- _DATA IN THIS EXERCISE_:
begin
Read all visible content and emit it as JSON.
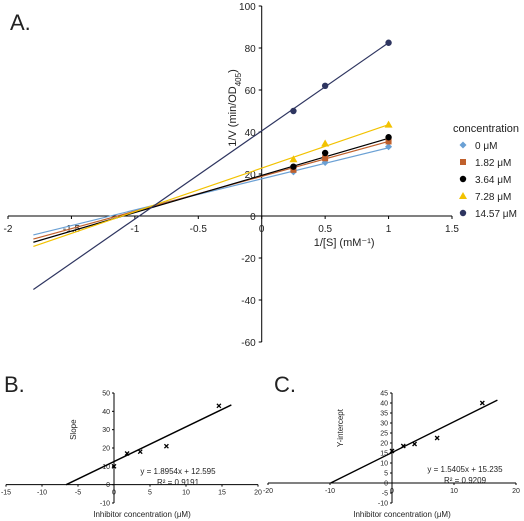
{
  "colors": {
    "axis": "#000000",
    "series": [
      "#6aa0d4",
      "#c0602c",
      "#000000",
      "#f2c200",
      "#2e3560"
    ]
  },
  "chart_data": [
    {
      "panel": "A.",
      "type": "line",
      "title": "",
      "xlabel": "1/[S] (mM⁻¹)",
      "ylabel_main": "1/V (min/OD",
      "ylabel_sub": "405",
      "ylabel_end": ")",
      "xlim": [
        -2,
        1.5
      ],
      "ylim": [
        -60,
        100
      ],
      "xticks": [
        -2,
        -1.5,
        -1,
        -0.5,
        0,
        0.5,
        1,
        1.5
      ],
      "yticks": [
        -60,
        -40,
        -20,
        0,
        20,
        40,
        60,
        80,
        100
      ],
      "grid": false,
      "legend": {
        "title": "concentration",
        "position": "right",
        "entries": [
          "0 μM",
          "1.82 μM",
          "3.64 μM",
          "7.28 μM",
          "14.57 μM"
        ]
      },
      "series": [
        {
          "name": "0 μM",
          "marker": "diamond",
          "x": [
            0.25,
            0.5,
            1
          ],
          "y": [
            21,
            25.5,
            33
          ],
          "fit": {
            "x": [
              -1.8,
              1
            ],
            "y": [
              -9,
              32.5
            ]
          }
        },
        {
          "name": "1.82 μM",
          "marker": "square",
          "x": [
            0.25,
            0.5,
            1
          ],
          "y": [
            22,
            27.5,
            35.5
          ],
          "fit": {
            "x": [
              -1.8,
              1
            ],
            "y": [
              -11,
              35.5
            ]
          }
        },
        {
          "name": "3.64 μM",
          "marker": "circle",
          "x": [
            0.25,
            0.5,
            1
          ],
          "y": [
            23.5,
            30,
            37.5
          ],
          "fit": {
            "x": [
              -1.8,
              1
            ],
            "y": [
              -12.5,
              37
            ]
          }
        },
        {
          "name": "7.28 μM",
          "marker": "triangle",
          "x": [
            0.25,
            0.5,
            1
          ],
          "y": [
            27,
            34.5,
            43.5
          ],
          "fit": {
            "x": [
              -1.8,
              1
            ],
            "y": [
              -14.5,
              43.5
            ]
          }
        },
        {
          "name": "14.57 μM",
          "marker": "circle",
          "x": [
            0.25,
            0.5,
            1
          ],
          "y": [
            50,
            62,
            82.5
          ],
          "fit": {
            "x": [
              -1.8,
              1
            ],
            "y": [
              -35,
              82.5
            ]
          }
        }
      ]
    },
    {
      "panel": "B.",
      "type": "scatter",
      "title": "",
      "xlabel": "Inhibitor concentration (μM)",
      "ylabel": "Slope",
      "xlim": [
        -15,
        20
      ],
      "ylim": [
        -10,
        50
      ],
      "xticks": [
        -15,
        -10,
        -5,
        0,
        5,
        10,
        15,
        20
      ],
      "yticks": [
        -10,
        0,
        10,
        20,
        30,
        40,
        50
      ],
      "grid": false,
      "x": [
        0,
        1.82,
        3.64,
        7.28,
        14.57
      ],
      "y": [
        10,
        17,
        18,
        21,
        43
      ],
      "equation": "y = 1.8954x + 12.595",
      "r2": "R² = 0.9191",
      "fit": {
        "slope": 1.8954,
        "intercept": 12.595,
        "x": [
          -6.65,
          16.3
        ]
      }
    },
    {
      "panel": "C.",
      "type": "scatter",
      "title": "",
      "xlabel": "Inhibitor concentration (μM)",
      "ylabel": "Y-intercept",
      "xlim": [
        -20,
        20
      ],
      "ylim": [
        -10,
        45
      ],
      "xticks": [
        -20,
        -10,
        0,
        10,
        20
      ],
      "yticks": [
        -10,
        -5,
        0,
        5,
        10,
        15,
        20,
        25,
        30,
        35,
        40,
        45
      ],
      "grid": false,
      "x": [
        0,
        1.82,
        3.64,
        7.28,
        14.57
      ],
      "y": [
        16,
        18.5,
        19.5,
        22.5,
        40
      ],
      "equation": "y = 1.5405x + 15.235",
      "r2": "R² = 0.9209",
      "fit": {
        "slope": 1.5405,
        "intercept": 15.235,
        "x": [
          -9.9,
          17
        ]
      }
    }
  ]
}
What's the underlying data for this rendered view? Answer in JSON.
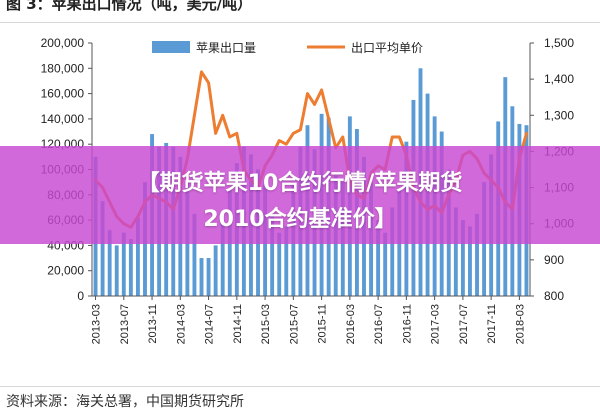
end
- _WRITTEN PROBLEM_: Look through the listing above. Pick out each line with "intercept" and copy it.

- _REPLY TO THE TASK_:
        "intercept": 12.595,
      "ylabel": "Y-intercept",
        "intercept": 15.235,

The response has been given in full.